▶ [AIM OF THE TASK]:
List every line in this data where the string "Author" occurs.

** begin ROWS **

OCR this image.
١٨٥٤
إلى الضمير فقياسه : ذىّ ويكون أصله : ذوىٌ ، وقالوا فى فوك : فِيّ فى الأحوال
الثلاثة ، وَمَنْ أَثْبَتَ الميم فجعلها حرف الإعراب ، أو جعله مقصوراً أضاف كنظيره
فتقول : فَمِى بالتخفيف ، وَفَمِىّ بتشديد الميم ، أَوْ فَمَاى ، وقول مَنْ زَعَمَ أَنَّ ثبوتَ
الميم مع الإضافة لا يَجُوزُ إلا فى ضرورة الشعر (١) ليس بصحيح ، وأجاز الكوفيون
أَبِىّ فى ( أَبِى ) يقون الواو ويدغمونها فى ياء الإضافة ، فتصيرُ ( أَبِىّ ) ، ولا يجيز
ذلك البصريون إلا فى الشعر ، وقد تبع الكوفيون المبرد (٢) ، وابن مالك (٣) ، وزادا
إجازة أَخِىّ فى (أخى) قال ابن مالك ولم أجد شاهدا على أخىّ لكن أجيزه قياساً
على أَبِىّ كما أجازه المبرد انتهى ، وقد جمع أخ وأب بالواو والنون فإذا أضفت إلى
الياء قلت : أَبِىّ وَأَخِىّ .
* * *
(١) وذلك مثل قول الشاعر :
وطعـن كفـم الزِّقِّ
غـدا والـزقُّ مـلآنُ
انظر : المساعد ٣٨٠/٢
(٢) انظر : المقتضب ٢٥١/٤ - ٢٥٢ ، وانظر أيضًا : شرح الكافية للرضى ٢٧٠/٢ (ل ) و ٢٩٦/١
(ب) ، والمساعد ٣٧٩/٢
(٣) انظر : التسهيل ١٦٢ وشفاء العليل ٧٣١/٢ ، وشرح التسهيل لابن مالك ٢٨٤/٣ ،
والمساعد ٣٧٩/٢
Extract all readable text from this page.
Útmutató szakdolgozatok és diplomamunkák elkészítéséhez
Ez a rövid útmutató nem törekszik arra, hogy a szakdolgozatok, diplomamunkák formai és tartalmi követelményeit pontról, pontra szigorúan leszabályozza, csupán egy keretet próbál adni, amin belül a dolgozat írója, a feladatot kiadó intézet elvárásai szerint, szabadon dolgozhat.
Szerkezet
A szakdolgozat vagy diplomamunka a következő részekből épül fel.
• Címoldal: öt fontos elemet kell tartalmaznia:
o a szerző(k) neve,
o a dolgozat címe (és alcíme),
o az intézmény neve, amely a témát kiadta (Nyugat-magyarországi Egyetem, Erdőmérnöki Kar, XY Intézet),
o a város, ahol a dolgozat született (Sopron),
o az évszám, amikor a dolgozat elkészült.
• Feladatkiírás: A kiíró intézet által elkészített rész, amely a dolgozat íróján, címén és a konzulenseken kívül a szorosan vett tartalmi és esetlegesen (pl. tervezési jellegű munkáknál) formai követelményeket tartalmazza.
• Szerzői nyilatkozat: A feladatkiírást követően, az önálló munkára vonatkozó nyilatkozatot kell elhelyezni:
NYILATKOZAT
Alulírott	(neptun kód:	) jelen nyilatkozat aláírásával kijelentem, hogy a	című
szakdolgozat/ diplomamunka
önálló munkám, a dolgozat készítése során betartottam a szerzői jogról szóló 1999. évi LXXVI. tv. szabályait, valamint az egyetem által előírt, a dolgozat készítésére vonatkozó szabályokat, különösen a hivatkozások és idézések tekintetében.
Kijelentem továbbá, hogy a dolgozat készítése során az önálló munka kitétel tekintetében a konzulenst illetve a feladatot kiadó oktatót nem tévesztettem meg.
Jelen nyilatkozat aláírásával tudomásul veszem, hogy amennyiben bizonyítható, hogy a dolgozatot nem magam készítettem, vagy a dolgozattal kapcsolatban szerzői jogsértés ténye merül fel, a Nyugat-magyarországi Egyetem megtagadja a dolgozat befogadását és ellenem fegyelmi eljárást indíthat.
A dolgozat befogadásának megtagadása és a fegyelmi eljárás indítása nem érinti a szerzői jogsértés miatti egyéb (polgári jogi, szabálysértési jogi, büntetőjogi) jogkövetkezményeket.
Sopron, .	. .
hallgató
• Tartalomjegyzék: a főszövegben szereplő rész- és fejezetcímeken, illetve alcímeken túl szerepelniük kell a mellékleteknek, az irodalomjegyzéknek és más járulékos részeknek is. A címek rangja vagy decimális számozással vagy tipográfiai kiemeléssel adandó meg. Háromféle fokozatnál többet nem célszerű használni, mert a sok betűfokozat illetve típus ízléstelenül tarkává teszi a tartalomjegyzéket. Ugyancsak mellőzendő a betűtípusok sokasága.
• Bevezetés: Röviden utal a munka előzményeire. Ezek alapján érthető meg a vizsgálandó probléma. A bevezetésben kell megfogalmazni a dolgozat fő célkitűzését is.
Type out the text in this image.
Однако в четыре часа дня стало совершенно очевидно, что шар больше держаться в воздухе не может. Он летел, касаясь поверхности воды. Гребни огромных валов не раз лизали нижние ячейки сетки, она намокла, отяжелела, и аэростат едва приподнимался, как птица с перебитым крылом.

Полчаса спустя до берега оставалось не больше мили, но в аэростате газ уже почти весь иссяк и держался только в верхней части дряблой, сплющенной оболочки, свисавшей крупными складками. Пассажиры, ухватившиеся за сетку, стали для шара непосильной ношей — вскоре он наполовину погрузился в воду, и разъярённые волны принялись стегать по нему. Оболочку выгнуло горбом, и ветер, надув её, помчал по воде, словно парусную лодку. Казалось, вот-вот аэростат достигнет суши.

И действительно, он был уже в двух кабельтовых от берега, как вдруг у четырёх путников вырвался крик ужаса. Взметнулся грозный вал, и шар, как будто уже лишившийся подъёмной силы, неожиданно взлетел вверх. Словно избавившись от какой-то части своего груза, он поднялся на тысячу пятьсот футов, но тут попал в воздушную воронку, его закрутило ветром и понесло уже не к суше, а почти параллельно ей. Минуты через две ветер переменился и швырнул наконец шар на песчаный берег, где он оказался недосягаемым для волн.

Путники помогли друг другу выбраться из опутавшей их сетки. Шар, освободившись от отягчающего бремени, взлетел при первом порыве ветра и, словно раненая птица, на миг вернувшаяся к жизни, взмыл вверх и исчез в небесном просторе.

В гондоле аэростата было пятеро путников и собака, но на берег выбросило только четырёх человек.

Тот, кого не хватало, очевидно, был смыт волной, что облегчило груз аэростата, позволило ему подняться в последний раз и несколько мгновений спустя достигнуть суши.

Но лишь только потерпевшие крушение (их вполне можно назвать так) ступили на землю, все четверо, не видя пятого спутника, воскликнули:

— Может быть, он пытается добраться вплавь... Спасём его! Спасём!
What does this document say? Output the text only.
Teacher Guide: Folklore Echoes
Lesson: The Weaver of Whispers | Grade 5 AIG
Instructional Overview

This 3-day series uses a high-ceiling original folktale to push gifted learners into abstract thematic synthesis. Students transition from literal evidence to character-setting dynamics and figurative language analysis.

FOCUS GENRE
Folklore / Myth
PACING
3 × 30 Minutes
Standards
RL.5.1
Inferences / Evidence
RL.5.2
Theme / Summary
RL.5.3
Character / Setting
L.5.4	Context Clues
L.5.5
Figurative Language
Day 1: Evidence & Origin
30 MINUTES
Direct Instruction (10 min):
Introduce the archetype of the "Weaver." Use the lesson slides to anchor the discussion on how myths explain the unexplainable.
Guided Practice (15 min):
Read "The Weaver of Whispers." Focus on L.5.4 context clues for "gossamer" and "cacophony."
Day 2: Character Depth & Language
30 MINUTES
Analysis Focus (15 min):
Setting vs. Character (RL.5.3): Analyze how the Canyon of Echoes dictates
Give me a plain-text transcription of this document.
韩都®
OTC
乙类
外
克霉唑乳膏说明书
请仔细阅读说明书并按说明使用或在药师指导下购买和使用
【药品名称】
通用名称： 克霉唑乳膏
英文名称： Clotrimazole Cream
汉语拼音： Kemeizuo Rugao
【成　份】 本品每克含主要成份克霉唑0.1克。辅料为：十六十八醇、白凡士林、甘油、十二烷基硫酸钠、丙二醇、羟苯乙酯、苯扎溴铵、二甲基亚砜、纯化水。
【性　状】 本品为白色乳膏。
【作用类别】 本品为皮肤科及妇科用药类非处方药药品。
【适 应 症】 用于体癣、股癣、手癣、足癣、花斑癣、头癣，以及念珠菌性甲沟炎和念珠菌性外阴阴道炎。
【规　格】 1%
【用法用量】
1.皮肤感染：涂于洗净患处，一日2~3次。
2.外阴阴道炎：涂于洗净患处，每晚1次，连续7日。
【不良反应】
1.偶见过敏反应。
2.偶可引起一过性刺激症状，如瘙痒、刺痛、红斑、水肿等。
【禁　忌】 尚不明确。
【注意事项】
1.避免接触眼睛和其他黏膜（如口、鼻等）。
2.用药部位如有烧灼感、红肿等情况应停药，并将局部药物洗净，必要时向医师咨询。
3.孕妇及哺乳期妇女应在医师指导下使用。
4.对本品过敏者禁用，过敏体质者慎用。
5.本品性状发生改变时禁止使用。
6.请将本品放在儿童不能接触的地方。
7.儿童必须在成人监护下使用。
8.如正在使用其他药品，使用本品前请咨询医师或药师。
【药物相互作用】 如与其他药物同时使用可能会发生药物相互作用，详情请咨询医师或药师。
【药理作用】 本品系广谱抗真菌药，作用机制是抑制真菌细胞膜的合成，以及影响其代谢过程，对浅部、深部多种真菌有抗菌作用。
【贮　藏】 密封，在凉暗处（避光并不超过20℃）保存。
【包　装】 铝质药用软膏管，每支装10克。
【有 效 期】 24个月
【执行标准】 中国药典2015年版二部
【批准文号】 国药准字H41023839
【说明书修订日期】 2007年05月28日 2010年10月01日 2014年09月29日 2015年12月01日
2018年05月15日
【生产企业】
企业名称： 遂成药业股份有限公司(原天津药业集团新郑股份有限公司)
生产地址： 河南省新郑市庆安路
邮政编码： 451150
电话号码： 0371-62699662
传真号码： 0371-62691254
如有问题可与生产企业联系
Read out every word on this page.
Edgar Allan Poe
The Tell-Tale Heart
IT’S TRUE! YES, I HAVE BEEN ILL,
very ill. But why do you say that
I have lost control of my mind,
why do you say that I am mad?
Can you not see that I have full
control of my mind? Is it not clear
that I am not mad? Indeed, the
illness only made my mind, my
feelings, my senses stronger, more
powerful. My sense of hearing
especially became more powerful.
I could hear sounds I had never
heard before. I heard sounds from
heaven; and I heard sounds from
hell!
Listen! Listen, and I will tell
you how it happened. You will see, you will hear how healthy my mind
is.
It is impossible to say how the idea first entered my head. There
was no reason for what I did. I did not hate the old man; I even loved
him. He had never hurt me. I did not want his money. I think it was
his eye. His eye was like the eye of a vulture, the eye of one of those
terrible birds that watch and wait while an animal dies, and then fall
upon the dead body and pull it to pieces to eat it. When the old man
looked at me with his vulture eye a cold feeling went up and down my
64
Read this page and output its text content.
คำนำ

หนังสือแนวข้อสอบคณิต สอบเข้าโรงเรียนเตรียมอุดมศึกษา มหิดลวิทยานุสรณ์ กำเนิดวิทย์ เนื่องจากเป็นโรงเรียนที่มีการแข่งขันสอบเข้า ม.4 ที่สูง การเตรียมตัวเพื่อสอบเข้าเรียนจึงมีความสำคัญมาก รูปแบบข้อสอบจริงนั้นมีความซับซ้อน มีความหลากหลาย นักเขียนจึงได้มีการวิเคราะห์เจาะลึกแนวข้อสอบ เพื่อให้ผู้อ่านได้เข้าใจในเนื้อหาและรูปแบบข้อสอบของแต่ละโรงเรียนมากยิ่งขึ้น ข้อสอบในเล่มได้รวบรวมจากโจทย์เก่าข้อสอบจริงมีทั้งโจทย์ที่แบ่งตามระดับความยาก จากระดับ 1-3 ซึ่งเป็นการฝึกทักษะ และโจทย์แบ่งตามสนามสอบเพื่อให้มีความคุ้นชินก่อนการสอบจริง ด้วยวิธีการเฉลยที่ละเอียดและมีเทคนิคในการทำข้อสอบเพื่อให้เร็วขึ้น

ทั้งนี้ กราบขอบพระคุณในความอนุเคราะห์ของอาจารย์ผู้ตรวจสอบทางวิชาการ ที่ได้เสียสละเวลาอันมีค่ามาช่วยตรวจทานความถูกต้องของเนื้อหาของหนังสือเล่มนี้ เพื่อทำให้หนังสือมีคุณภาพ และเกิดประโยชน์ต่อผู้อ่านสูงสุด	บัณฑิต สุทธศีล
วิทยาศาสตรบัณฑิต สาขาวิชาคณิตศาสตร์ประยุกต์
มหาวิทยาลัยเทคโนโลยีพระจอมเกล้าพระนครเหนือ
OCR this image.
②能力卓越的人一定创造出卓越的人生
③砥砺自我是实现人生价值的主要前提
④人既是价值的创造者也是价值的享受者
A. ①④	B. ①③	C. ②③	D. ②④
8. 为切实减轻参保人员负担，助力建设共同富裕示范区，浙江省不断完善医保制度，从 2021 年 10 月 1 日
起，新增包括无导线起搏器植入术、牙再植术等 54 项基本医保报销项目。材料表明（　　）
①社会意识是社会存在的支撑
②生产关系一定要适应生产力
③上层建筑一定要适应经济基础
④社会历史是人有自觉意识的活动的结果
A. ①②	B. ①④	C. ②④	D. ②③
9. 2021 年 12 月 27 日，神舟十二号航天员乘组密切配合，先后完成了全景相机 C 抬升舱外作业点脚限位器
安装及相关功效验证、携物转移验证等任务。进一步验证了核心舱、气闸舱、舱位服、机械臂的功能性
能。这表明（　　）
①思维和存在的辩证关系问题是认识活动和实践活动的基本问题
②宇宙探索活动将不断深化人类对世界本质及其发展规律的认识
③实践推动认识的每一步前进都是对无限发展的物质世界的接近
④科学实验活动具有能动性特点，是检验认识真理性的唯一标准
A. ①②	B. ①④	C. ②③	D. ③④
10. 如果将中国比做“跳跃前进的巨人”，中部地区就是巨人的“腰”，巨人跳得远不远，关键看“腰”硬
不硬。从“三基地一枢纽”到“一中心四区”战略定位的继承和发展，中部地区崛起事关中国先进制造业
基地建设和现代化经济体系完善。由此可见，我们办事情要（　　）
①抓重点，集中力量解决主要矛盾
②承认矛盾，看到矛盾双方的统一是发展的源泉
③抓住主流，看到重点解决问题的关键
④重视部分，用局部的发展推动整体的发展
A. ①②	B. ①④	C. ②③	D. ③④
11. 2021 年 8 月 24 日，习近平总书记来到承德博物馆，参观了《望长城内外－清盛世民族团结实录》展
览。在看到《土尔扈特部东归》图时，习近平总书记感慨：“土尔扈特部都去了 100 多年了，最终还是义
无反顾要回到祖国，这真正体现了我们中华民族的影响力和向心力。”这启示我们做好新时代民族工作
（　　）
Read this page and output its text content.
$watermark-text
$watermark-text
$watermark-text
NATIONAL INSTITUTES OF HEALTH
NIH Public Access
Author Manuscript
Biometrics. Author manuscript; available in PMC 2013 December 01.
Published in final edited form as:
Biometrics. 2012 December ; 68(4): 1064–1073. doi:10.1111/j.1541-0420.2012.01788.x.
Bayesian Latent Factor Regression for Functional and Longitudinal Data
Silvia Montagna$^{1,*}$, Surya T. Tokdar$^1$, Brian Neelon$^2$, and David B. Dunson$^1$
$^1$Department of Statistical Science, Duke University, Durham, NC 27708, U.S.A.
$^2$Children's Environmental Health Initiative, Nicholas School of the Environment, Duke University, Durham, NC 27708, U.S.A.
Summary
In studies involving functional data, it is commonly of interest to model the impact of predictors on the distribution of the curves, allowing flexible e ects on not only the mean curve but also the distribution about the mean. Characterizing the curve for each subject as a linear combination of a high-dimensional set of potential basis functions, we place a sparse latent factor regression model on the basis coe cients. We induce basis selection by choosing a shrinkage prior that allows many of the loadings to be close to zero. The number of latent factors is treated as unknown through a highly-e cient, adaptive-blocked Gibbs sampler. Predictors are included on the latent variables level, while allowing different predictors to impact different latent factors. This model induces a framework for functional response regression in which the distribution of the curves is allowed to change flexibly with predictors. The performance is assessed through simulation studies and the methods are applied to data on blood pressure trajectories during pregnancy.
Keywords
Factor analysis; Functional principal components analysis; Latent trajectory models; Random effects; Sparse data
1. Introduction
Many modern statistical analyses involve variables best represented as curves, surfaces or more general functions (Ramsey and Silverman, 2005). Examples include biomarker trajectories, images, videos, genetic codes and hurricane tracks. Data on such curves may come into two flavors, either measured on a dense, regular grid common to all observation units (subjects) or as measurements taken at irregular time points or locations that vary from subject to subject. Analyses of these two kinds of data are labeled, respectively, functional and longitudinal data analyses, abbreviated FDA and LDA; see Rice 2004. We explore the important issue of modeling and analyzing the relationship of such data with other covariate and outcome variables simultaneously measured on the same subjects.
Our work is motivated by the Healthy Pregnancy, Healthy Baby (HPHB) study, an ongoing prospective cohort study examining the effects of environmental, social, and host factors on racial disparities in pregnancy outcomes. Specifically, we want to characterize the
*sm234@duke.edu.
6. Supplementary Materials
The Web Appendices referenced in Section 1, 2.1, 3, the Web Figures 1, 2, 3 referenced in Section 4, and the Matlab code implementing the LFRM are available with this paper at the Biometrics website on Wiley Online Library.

** end ROWS **

▶ [EXERCISE RESULT]:
Author Manuscript
Biometrics. Author manuscript; available in PMC 2013 December 01.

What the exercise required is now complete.